> **Given problem**
Repeat every entry in the listing below, exactly.

> **Input records**
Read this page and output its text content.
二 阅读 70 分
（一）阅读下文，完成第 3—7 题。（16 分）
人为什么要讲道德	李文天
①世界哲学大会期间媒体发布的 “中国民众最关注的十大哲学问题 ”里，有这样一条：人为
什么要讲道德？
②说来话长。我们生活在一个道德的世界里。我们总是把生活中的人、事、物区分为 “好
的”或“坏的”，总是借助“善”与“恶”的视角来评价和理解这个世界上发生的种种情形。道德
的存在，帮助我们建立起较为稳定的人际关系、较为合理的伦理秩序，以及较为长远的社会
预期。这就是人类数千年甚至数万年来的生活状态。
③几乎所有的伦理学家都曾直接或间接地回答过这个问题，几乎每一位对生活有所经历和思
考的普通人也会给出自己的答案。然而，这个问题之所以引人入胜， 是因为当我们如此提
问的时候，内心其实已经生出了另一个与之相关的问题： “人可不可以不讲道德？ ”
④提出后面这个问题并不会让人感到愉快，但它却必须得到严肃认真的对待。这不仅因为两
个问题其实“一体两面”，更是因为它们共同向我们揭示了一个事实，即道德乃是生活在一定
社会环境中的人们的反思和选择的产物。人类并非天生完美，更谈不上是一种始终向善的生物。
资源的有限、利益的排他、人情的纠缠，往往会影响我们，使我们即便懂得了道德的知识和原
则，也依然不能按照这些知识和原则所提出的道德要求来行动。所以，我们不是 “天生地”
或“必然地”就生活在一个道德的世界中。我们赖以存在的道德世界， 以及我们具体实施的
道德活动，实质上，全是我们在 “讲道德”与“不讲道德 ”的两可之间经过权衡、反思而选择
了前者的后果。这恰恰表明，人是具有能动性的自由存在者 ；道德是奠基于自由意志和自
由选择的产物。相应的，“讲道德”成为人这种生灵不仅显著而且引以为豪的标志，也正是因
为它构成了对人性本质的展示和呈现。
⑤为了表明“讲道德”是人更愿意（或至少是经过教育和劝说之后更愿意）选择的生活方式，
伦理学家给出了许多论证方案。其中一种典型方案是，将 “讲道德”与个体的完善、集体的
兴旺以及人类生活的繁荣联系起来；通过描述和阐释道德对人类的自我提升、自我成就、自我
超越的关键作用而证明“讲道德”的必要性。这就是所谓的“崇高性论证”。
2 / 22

> **Correct result**
Read this page and output its text content.
二 阅读 70 分
（一）阅读下文，完成第 3—7 题。（16 分）
人为什么要讲道德	李文天
①世界哲学大会期间媒体发布的 “中国民众最关注的十大哲学问题 ”里，有这样一条：人为
什么要讲道德？
②说来话长。我们生活在一个道德的世界里。我们总是把生活中的人、事、物区分为 “好
的”或“坏的”，总是借助“善”与“恶”的视角来评价和理解这个世界上发生的种种情形。道德
的存在，帮助我们建立起较为稳定的人际关系、较为合理的伦理秩序，以及较为长远的社会
预期。这就是人类数千年甚至数万年来的生活状态。
③几乎所有的伦理学家都曾直接或间接地回答过这个问题，几乎每一位对生活有所经历和思
考的普通人也会给出自己的答案。然而，这个问题之所以引人入胜， 是因为当我们如此提
问的时候，内心其实已经生出了另一个与之相关的问题： “人可不可以不讲道德？ ”
④提出后面这个问题并不会让人感到愉快，但它却必须得到严肃认真的对待。这不仅因为两
个问题其实“一体两面”，更是因为它们共同向我们揭示了一个事实，即道德乃是生活在一定
社会环境中的人们的反思和选择的产物。人类并非天生完美，更谈不上是一种始终向善的生物。
资源的有限、利益的排他、人情的纠缠，往往会影响我们，使我们即便懂得了道德的知识和原
则，也依然不能按照这些知识和原则所提出的道德要求来行动。所以，我们不是 “天生地”
或“必然地”就生活在一个道德的世界中。我们赖以存在的道德世界， 以及我们具体实施的
道德活动，实质上，全是我们在 “讲道德”与“不讲道德 ”的两可之间经过权衡、反思而选择
了前者的后果。这恰恰表明，人是具有能动性的自由存在者 ；道德是奠基于自由意志和自
由选择的产物。相应的，“讲道德”成为人这种生灵不仅显著而且引以为豪的标志，也正是因
为它构成了对人性本质的展示和呈现。
⑤为了表明“讲道德”是人更愿意（或至少是经过教育和劝说之后更愿意）选择的生活方式，
伦理学家给出了许多论证方案。其中一种典型方案是，将 “讲道德”与个体的完善、集体的
兴旺以及人类生活的繁荣联系起来；通过描述和阐释道德对人类的自我提升、自我成就、自我
超越的关键作用而证明“讲道德”的必要性。这就是所谓的“崇高性论证”。
2 / 22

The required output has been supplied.